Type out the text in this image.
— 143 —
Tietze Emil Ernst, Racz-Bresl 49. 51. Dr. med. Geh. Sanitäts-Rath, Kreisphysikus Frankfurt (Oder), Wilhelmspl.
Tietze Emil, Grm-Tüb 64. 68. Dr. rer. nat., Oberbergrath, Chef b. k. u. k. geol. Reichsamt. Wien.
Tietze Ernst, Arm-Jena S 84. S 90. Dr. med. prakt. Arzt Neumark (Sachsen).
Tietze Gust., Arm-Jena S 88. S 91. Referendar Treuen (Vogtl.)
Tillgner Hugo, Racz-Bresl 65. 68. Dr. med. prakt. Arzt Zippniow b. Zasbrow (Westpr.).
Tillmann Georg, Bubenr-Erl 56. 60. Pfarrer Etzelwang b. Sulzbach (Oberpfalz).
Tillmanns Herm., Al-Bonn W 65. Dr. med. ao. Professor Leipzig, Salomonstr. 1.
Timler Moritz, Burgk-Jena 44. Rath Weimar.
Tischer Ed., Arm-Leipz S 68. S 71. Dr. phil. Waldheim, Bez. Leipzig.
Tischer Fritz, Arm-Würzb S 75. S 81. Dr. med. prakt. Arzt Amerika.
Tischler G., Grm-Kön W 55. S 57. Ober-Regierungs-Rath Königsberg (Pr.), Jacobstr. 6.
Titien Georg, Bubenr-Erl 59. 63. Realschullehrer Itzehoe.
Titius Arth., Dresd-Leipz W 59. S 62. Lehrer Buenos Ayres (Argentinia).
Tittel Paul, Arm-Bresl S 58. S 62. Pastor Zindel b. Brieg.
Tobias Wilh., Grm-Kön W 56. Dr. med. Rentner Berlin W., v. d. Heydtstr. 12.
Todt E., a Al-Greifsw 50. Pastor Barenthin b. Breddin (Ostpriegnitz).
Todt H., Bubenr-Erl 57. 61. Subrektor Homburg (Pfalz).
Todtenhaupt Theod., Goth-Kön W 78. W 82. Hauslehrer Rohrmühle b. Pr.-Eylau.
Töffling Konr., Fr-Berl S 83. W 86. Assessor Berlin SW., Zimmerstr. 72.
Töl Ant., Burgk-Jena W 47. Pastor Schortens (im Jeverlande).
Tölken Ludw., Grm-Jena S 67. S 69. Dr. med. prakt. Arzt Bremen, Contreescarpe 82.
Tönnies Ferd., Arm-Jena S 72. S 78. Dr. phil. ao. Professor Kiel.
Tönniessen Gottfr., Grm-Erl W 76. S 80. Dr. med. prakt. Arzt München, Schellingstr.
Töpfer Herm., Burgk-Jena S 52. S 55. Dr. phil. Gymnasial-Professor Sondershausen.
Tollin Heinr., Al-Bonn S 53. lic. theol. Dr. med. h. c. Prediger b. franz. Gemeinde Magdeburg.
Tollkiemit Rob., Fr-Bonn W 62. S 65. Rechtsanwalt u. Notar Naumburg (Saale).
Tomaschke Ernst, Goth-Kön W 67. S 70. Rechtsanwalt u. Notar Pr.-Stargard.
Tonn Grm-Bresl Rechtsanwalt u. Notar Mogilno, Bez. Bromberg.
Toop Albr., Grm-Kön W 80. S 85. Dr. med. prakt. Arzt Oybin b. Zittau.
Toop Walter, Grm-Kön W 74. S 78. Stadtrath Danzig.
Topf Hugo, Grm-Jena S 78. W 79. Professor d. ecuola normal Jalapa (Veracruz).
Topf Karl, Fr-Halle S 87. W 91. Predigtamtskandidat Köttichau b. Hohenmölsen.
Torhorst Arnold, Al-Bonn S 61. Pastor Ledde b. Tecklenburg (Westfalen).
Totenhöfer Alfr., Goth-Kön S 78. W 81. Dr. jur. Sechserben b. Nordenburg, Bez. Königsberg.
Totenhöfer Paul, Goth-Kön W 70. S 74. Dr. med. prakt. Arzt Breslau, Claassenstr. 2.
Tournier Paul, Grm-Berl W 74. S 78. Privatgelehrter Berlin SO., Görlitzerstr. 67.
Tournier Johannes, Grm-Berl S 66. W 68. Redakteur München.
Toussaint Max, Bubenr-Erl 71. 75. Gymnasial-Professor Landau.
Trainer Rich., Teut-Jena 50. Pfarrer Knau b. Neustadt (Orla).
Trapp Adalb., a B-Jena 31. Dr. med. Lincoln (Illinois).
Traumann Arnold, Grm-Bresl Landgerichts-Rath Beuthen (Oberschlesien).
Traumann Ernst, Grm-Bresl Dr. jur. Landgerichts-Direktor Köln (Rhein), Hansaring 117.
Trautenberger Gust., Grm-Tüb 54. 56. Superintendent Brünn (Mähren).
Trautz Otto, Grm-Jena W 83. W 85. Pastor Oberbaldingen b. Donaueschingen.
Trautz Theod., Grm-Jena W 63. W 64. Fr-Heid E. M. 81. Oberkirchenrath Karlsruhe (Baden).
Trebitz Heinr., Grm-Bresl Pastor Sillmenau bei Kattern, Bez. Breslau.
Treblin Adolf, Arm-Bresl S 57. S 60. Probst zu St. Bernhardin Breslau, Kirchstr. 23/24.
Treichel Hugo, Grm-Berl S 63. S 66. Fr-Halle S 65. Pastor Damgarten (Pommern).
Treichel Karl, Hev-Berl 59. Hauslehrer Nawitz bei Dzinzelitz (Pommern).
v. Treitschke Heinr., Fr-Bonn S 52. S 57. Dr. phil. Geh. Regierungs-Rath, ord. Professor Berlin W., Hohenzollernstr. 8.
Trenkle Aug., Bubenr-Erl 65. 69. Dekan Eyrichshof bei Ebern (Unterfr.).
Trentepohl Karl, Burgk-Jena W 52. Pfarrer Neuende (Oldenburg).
────────────────────
To be done: Among the entries above, how many lines hold the string "Bonn"? Respond with nothing but the number.

Solution to the problem: 5